EXERCISE PROMPT
Locate each line containing the string "procedures" and copy it out.

MATERIAL SUPPLIED
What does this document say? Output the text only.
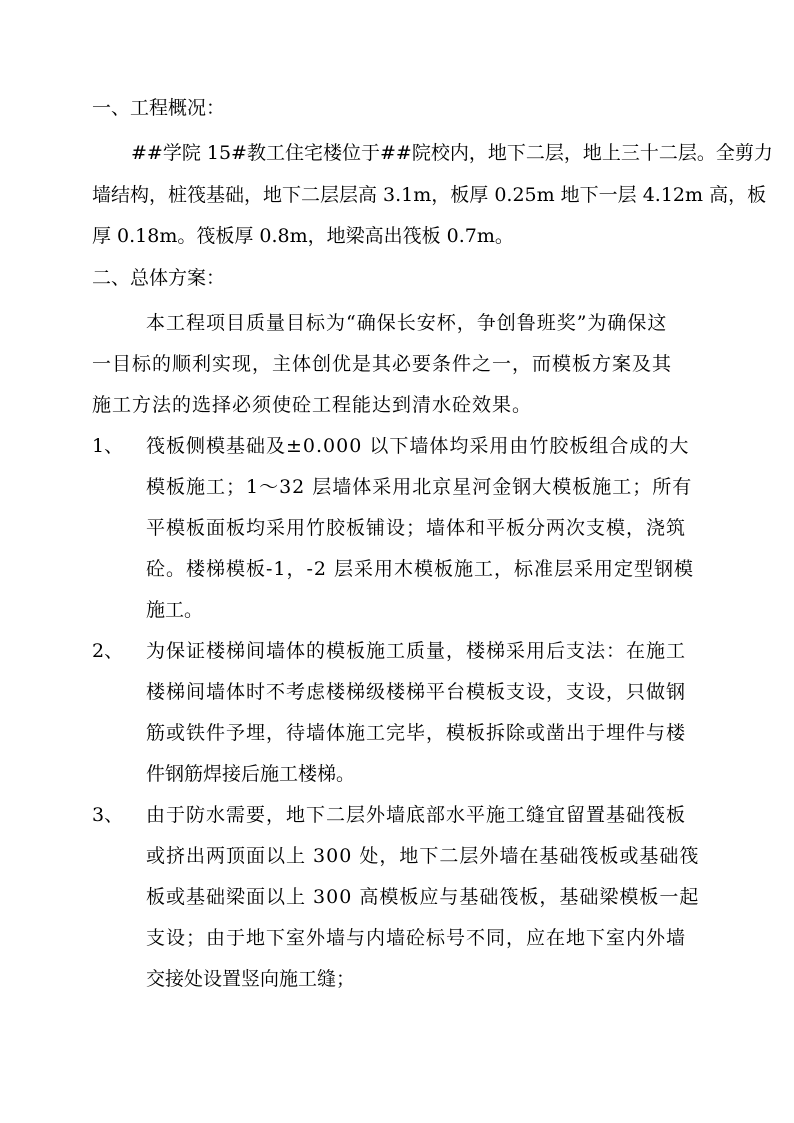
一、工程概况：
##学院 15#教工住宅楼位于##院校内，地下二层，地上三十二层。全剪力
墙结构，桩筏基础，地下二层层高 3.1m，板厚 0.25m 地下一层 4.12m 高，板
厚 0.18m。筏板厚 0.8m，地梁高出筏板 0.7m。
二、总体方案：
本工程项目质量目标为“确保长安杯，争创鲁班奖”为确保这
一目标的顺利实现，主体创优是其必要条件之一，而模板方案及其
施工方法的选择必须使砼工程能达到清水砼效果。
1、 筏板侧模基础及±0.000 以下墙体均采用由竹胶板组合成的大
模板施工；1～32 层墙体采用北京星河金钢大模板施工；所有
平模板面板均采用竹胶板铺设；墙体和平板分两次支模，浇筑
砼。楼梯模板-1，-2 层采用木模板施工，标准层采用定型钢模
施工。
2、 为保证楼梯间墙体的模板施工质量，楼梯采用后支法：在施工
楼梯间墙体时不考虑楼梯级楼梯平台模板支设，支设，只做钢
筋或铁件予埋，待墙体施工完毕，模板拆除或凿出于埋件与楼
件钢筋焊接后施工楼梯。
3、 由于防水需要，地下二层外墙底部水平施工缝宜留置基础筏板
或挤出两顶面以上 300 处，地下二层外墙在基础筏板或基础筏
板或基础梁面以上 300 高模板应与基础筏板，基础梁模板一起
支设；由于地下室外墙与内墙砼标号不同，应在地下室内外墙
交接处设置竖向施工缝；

---

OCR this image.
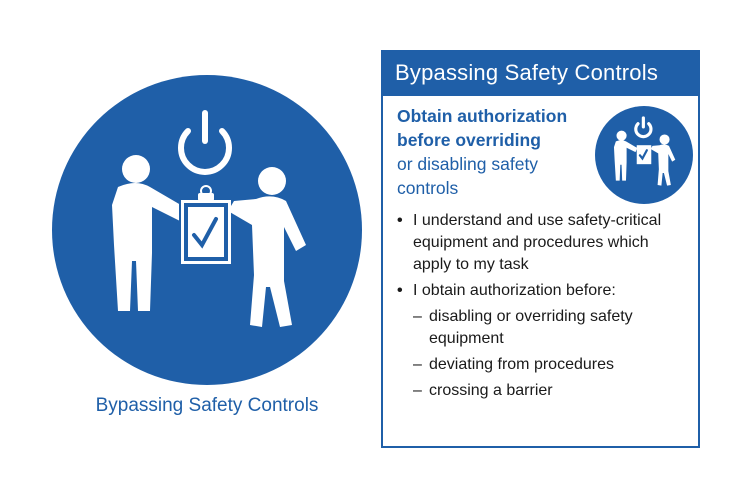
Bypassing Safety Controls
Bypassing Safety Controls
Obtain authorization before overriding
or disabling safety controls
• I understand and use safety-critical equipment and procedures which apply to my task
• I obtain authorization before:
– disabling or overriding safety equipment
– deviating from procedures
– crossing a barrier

FULL RESPONSE
• I understand and use safety-critical equipment and procedures which apply to my task
– deviating from procedures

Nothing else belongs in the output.